Records that describe figures
******************************

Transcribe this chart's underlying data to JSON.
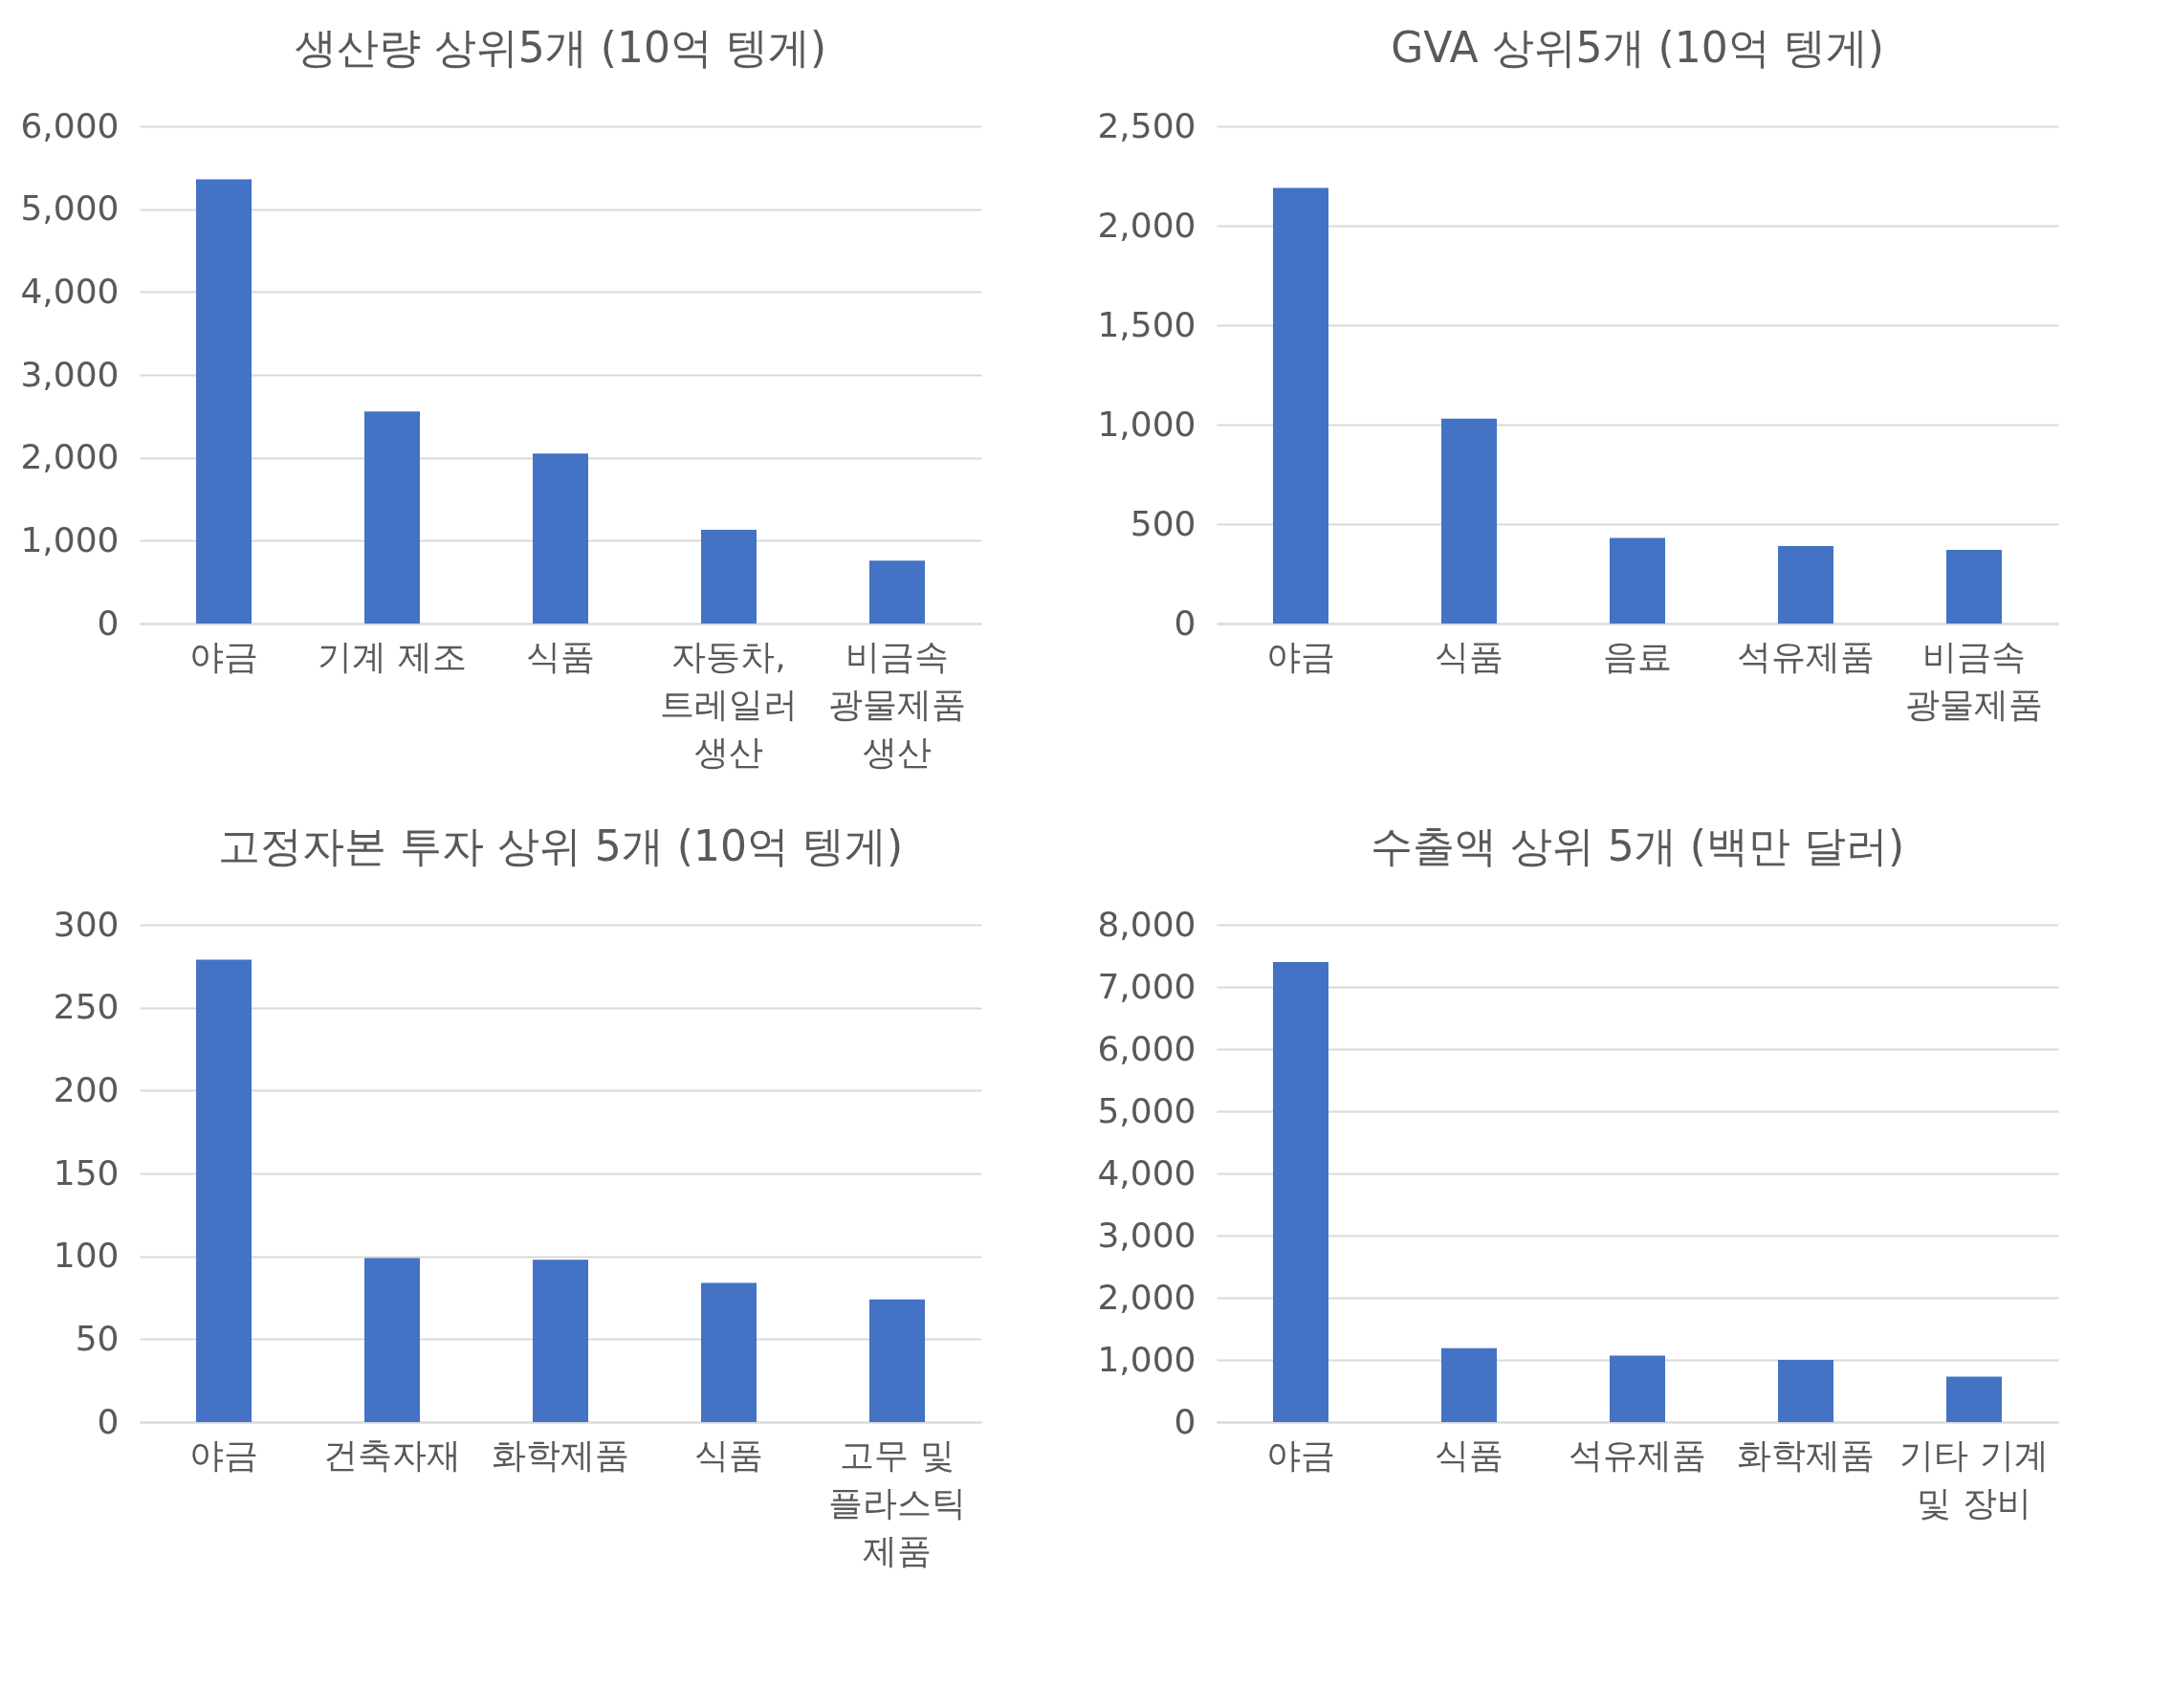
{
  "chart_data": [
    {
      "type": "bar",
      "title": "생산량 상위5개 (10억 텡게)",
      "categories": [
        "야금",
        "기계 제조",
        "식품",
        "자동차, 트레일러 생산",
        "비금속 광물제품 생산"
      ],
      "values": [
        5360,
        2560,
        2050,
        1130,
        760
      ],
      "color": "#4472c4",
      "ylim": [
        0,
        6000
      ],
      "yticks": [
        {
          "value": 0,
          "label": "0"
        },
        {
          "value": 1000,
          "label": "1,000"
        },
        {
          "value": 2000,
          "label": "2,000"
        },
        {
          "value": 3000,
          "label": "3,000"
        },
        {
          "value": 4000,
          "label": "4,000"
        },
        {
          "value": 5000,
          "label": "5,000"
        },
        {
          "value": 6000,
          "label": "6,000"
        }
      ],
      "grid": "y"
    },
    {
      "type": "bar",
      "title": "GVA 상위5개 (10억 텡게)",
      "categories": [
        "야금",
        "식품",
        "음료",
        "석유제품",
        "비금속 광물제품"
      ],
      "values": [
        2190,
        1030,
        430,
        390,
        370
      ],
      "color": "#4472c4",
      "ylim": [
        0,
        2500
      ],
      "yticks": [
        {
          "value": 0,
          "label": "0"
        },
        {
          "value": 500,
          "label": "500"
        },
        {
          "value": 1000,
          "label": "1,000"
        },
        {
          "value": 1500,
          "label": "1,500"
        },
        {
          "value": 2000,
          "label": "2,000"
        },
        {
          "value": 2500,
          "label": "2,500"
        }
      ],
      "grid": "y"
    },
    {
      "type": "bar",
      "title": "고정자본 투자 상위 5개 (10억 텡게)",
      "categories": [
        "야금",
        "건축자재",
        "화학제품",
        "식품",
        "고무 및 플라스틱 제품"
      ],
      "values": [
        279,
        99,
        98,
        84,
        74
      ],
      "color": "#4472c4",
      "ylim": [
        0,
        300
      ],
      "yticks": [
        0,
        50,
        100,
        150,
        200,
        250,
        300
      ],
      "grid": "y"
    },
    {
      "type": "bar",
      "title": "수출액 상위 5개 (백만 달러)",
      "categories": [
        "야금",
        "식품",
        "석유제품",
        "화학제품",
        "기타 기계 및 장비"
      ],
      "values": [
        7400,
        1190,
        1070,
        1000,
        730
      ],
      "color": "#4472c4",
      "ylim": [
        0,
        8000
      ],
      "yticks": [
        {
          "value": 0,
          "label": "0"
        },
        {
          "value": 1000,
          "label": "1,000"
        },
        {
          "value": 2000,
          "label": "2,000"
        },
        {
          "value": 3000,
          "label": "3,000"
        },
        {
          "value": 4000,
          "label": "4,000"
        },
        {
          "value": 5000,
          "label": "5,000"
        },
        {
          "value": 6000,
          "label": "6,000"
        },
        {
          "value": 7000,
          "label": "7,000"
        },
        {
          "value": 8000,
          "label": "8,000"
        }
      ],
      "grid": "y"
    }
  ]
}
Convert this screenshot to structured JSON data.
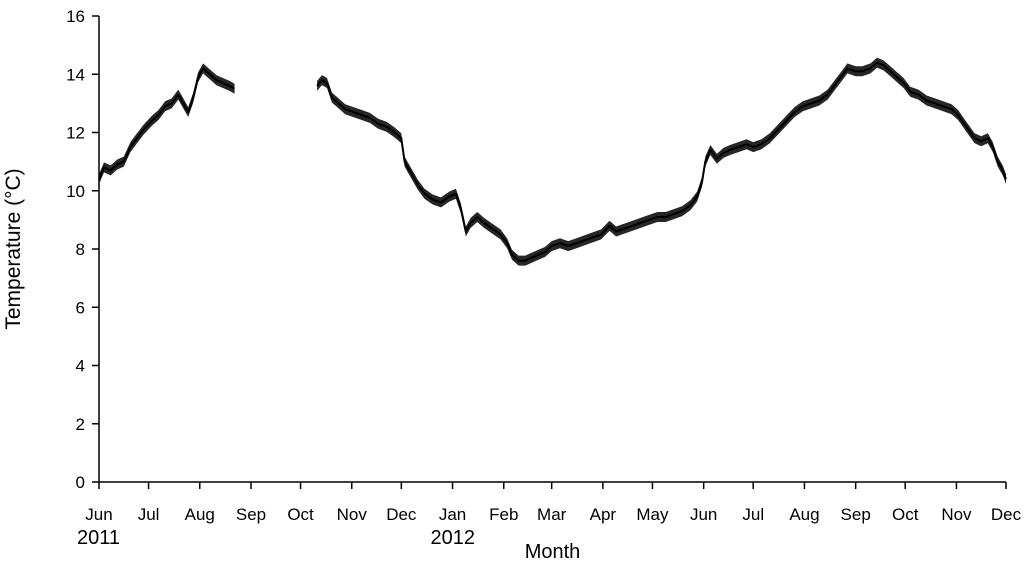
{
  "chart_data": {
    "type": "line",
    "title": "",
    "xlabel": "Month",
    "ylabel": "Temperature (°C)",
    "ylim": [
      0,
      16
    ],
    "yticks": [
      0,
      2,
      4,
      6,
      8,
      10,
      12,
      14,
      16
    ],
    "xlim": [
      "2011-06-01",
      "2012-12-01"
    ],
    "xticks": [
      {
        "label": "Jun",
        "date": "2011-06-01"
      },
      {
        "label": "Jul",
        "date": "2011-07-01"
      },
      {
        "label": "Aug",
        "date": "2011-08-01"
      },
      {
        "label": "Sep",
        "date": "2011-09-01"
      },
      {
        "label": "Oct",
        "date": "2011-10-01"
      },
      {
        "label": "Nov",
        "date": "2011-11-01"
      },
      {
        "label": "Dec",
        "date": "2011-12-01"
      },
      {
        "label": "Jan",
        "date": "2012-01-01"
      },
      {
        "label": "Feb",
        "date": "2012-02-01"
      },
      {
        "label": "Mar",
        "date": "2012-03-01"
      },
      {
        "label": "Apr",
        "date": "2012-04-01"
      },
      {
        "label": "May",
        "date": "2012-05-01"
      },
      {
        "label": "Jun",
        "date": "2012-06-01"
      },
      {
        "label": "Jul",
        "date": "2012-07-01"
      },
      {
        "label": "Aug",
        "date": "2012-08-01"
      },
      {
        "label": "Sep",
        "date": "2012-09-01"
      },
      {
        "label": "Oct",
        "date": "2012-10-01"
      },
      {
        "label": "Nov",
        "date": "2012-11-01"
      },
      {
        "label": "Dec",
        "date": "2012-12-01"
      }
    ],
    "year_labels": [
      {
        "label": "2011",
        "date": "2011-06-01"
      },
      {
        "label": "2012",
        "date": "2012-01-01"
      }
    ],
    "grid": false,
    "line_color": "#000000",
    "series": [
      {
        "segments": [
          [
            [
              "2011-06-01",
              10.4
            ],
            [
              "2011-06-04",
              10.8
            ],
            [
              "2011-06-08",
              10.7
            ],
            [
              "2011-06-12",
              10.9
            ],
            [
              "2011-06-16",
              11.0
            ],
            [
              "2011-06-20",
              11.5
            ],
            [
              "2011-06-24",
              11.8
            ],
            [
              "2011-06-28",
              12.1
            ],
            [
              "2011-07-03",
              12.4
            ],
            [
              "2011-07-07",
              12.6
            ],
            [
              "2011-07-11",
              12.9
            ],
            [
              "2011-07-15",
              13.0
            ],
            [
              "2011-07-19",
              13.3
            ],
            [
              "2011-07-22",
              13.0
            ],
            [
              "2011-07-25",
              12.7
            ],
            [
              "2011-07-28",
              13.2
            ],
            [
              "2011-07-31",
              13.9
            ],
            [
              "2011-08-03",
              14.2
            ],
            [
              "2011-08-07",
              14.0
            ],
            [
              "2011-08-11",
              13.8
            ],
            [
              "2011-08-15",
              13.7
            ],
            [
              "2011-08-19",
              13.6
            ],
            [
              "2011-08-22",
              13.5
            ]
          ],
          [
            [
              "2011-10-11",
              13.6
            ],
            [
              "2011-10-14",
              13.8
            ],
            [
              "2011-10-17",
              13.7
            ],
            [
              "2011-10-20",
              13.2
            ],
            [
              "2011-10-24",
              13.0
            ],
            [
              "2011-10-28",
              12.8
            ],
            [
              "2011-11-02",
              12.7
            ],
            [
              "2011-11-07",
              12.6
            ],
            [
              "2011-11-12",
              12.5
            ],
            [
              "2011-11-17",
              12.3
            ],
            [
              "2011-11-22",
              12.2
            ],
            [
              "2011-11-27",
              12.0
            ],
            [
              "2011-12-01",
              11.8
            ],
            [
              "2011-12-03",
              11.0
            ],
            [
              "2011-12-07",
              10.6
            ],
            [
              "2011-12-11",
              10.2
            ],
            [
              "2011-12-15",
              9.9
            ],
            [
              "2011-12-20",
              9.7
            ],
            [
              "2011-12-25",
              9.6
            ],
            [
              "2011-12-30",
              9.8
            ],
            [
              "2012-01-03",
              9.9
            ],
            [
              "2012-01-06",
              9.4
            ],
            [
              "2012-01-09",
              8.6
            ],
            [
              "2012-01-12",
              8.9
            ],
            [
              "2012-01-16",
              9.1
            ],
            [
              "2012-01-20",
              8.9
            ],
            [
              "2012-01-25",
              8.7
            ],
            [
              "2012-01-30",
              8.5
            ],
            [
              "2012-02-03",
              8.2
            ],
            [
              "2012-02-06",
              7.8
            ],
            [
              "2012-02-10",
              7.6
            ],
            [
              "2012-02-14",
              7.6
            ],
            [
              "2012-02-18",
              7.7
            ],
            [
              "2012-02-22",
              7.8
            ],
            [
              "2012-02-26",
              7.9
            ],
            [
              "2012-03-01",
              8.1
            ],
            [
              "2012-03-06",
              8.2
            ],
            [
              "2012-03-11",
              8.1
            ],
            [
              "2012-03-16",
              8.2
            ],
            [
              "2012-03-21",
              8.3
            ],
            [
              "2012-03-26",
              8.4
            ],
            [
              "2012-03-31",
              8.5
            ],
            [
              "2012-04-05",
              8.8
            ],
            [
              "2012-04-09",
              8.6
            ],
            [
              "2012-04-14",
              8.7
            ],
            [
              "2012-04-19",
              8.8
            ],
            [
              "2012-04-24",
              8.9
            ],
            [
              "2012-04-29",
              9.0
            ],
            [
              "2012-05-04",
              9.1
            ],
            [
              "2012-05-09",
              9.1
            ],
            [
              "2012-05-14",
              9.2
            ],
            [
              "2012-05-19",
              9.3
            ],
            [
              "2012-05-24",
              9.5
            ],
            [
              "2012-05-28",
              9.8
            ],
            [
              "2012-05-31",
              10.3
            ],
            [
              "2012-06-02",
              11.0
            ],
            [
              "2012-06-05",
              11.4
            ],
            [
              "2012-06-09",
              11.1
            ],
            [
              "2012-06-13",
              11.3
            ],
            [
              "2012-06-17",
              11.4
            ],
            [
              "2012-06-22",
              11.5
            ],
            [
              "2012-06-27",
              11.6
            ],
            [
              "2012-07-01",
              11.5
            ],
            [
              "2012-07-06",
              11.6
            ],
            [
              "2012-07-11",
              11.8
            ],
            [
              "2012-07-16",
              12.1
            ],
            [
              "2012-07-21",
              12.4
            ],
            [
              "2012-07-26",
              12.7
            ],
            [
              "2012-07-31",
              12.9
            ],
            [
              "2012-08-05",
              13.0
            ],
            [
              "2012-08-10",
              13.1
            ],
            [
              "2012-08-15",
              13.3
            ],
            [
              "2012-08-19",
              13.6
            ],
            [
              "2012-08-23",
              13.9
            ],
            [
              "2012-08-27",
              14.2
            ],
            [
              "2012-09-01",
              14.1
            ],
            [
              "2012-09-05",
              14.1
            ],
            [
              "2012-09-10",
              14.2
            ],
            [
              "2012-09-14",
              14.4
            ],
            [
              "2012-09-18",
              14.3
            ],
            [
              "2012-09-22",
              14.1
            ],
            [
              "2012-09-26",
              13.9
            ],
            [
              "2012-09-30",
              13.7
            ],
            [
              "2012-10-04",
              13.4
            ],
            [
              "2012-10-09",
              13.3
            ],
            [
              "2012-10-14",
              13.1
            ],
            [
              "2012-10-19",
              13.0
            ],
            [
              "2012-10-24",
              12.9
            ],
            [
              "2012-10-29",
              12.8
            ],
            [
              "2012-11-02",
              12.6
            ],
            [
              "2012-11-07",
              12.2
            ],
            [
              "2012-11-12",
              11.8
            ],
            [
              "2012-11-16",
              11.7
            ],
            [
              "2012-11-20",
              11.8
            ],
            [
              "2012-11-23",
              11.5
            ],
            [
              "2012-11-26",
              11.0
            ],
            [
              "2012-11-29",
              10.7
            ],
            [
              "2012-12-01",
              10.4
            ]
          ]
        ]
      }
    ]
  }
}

******************************

# Goal of the exercise:
Collect every line from the records above that contains the word "this".

# Answer for the task:
Transcribe this chart's underlying data to JSON.
Convert this screenshot to structured JSON data.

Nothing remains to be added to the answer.